**TASK PROMPT**
Transcribe the records below in full; pictures stay out of the copy.

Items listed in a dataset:
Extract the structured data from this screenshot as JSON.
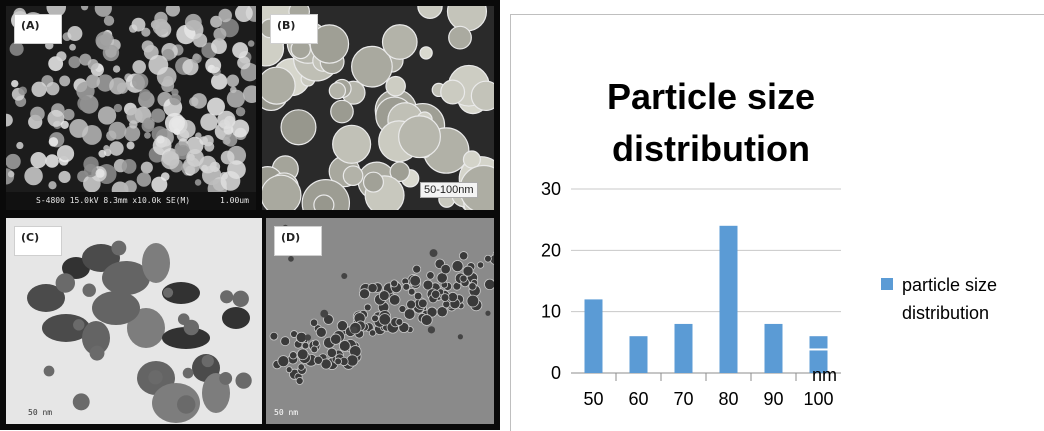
{
  "micrographs": {
    "panels": [
      {
        "label": "(A)",
        "scale_text": "S-4800 15.0kV 8.3mm x10.0k SE(M)",
        "scale_right": "1.00um"
      },
      {
        "label": "(B)",
        "scale_box": "50-100nm"
      },
      {
        "label": "(C)",
        "scale_text": "50 nm"
      },
      {
        "label": "(D)",
        "scale_text": "50 nm"
      }
    ]
  },
  "chart_data": {
    "type": "bar",
    "title": "Particle size distribution",
    "categories": [
      "50",
      "60",
      "70",
      "80",
      "90",
      "100"
    ],
    "series": [
      {
        "name": "particle size distribution",
        "values": [
          12,
          6,
          8,
          24,
          8,
          6
        ],
        "color": "#5b9bd5"
      }
    ],
    "xlabel": "nm",
    "ylabel": "",
    "yticks": [
      "0",
      "10",
      "20",
      "30"
    ],
    "ylim": [
      0,
      30
    ],
    "grid": true,
    "legend_position": "right"
  }
}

**RESULT FOR THIS EXERCISE**
Extract the structured data from this screenshot as JSON.
{
  "micrographs": {
    "panels": [
      {
        "label": "(A)",
        "scale_text": "S-4800 15.0kV 8.3mm x10.0k SE(M)",
        "scale_right": "1.00um"
      },
      {
        "label": "(B)",
        "scale_box": "50-100nm"
      },
      {
        "label": "(C)",
        "scale_text": "50 nm"
      },
      {
        "label": "(D)",
        "scale_text": "50 nm"
      }
    ]
  },
  "chart_data": {
    "type": "bar",
    "title": "Particle size distribution",
    "categories": [
      "50",
      "60",
      "70",
      "80",
      "90",
      "100"
    ],
    "series": [
      {
        "name": "particle size distribution",
        "values": [
          12,
          6,
          8,
          24,
          8,
          6
        ],
        "color": "#5b9bd5"
      }
    ],
    "xlabel": "nm",
    "ylabel": "",
    "yticks": [
      "0",
      "10",
      "20",
      "30"
    ],
    "ylim": [
      0,
      30
    ],
    "grid": true,
    "legend_position": "right"
  }
}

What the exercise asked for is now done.